-- To be done --
Please write out the records below again, switching every "interactable" to "clickable" and leaving everything else unchanged.

Layout annotation records
____________

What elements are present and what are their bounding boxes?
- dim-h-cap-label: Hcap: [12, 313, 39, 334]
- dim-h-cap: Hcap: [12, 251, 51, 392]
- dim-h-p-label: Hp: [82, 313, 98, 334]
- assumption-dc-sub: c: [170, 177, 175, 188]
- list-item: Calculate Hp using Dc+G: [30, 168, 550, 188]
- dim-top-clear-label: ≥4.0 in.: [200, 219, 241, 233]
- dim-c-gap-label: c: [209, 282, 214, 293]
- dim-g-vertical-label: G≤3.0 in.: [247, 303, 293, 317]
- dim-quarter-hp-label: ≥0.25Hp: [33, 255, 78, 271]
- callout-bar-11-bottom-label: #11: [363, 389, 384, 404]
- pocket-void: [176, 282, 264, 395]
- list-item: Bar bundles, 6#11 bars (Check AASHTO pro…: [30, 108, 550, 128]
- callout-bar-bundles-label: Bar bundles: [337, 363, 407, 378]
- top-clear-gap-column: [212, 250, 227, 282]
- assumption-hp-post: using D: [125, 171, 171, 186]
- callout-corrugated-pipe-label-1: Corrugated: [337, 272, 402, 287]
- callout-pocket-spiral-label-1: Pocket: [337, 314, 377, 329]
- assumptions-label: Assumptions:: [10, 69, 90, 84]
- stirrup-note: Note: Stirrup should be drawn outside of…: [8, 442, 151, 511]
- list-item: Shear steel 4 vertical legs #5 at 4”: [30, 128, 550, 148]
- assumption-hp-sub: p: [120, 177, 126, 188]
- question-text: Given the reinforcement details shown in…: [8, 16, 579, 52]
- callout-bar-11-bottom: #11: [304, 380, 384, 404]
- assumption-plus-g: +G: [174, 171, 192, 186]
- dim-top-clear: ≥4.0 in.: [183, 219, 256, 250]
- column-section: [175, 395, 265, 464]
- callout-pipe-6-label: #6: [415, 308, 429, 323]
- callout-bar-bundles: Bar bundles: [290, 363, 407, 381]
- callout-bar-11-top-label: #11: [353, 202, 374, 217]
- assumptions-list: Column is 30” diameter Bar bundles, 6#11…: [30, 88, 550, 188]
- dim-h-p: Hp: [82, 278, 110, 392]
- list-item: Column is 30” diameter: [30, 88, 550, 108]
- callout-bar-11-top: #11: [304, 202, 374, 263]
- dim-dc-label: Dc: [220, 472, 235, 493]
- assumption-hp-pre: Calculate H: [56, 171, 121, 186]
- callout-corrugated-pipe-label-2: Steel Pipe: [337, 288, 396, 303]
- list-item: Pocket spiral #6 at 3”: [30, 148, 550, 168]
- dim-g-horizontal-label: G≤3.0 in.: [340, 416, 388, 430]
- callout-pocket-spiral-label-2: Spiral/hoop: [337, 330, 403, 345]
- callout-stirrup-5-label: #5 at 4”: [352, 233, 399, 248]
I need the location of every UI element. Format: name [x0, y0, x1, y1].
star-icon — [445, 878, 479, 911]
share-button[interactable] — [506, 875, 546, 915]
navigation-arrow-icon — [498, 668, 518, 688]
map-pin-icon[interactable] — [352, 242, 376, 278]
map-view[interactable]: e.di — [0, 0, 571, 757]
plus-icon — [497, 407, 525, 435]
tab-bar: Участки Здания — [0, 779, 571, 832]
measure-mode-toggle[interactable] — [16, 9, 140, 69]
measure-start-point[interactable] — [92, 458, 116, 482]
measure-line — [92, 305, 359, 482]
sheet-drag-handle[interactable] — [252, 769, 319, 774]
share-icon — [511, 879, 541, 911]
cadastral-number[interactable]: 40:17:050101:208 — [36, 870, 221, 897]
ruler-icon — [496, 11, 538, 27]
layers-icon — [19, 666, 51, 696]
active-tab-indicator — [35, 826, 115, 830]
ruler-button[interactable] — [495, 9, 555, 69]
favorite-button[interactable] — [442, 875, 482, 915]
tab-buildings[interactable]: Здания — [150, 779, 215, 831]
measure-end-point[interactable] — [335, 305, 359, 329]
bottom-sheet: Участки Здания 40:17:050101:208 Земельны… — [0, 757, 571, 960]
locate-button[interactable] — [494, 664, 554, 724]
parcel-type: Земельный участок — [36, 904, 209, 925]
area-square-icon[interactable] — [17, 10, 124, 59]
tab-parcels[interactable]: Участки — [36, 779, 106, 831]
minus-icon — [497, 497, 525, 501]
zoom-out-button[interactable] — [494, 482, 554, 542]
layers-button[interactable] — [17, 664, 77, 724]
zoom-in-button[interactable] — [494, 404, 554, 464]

____________

-- Finished answer --
What elements are present and what are their bounding boxes?
- dim-h-cap-label: Hcap: [12, 313, 39, 334]
- dim-h-cap: Hcap: [12, 251, 51, 392]
- dim-h-p-label: Hp: [82, 313, 98, 334]
- assumption-dc-sub: c: [170, 177, 175, 188]
- list-item: Calculate Hp using Dc+G: [30, 168, 550, 188]
- dim-top-clear-label: ≥4.0 in.: [200, 219, 241, 233]
- dim-c-gap-label: c: [209, 282, 214, 293]
- dim-g-vertical-label: G≤3.0 in.: [247, 303, 293, 317]
- dim-quarter-hp-label: ≥0.25Hp: [33, 255, 78, 271]
- callout-bar-11-bottom-label: #11: [363, 389, 384, 404]
- pocket-void: [176, 282, 264, 395]
- list-item: Bar bundles, 6#11 bars (Check AASHTO pro…: [30, 108, 550, 128]
- callout-bar-bundles-label: Bar bundles: [337, 363, 407, 378]
- top-clear-gap-column: [212, 250, 227, 282]
- assumption-hp-post: using D: [125, 171, 171, 186]
- callout-corrugated-pipe-label-1: Corrugated: [337, 272, 402, 287]
- callout-pocket-spiral-label-1: Pocket: [337, 314, 377, 329]
- assumptions-label: Assumptions:: [10, 69, 90, 84]
- stirrup-note: Note: Stirrup should be drawn outside of…: [8, 442, 151, 511]
- list-item: Shear steel 4 vertical legs #5 at 4”: [30, 128, 550, 148]
- assumption-hp-sub: p: [120, 177, 126, 188]
- question-text: Given the reinforcement details shown in…: [8, 16, 579, 52]
- callout-bar-11-bottom: #11: [304, 380, 384, 404]
- assumption-plus-g: +G: [174, 171, 192, 186]
- dim-top-clear: ≥4.0 in.: [183, 219, 256, 250]
- column-section: [175, 395, 265, 464]
- callout-pipe-6-label: #6: [415, 308, 429, 323]
- callout-bar-bundles: Bar bundles: [290, 363, 407, 381]
- callout-bar-11-top-label: #11: [353, 202, 374, 217]
- assumptions-list: Column is 30” diameter Bar bundles, 6#11…: [30, 88, 550, 188]
- dim-h-p: Hp: [82, 278, 110, 392]
- list-item: Column is 30” diameter: [30, 88, 550, 108]
- callout-bar-11-top: #11: [304, 202, 374, 263]
- dim-dc-label: Dc: [220, 472, 235, 493]
- assumption-hp-pre: Calculate H: [56, 171, 121, 186]
- callout-corrugated-pipe-label-2: Steel Pipe: [337, 288, 396, 303]
- list-item: Pocket spiral #6 at 3”: [30, 148, 550, 168]
- dim-g-horizontal-label: G≤3.0 in.: [340, 416, 388, 430]
- callout-pocket-spiral-label-2: Spiral/hoop: [337, 330, 403, 345]
- callout-stirrup-5-label: #5 at 4”: [352, 233, 399, 248]
I need the location of every UI element. Format: name [x0, y0, x1, y1].
star-icon — [445, 878, 479, 911]
share-button[clickable] — [506, 875, 546, 915]
navigation-arrow-icon — [498, 668, 518, 688]
map-pin-icon[clickable] — [352, 242, 376, 278]
map-view[clickable]: e.di — [0, 0, 571, 757]
plus-icon — [497, 407, 525, 435]
tab-bar: Участки Здания — [0, 779, 571, 832]
measure-mode-toggle[clickable] — [16, 9, 140, 69]
measure-start-point[clickable] — [92, 458, 116, 482]
measure-line — [92, 305, 359, 482]
sheet-drag-handle[clickable] — [252, 769, 319, 774]
share-icon — [511, 879, 541, 911]
cadastral-number[clickable]: 40:17:050101:208 — [36, 870, 221, 897]
ruler-icon — [496, 11, 538, 27]
layers-icon — [19, 666, 51, 696]
active-tab-indicator — [35, 826, 115, 830]
ruler-button[clickable] — [495, 9, 555, 69]
favorite-button[clickable] — [442, 875, 482, 915]
tab-buildings[clickable]: Здания — [150, 779, 215, 831]
measure-end-point[clickable] — [335, 305, 359, 329]
bottom-sheet: Участки Здания 40:17:050101:208 Земельны… — [0, 757, 571, 960]
locate-button[clickable] — [494, 664, 554, 724]
parcel-type: Земельный участок — [36, 904, 209, 925]
area-square-icon[clickable] — [17, 10, 124, 59]
tab-parcels[clickable]: Участки — [36, 779, 106, 831]
minus-icon — [497, 497, 525, 501]
zoom-out-button[clickable] — [494, 482, 554, 542]
layers-button[clickable] — [17, 664, 77, 724]
zoom-in-button[clickable] — [494, 404, 554, 464]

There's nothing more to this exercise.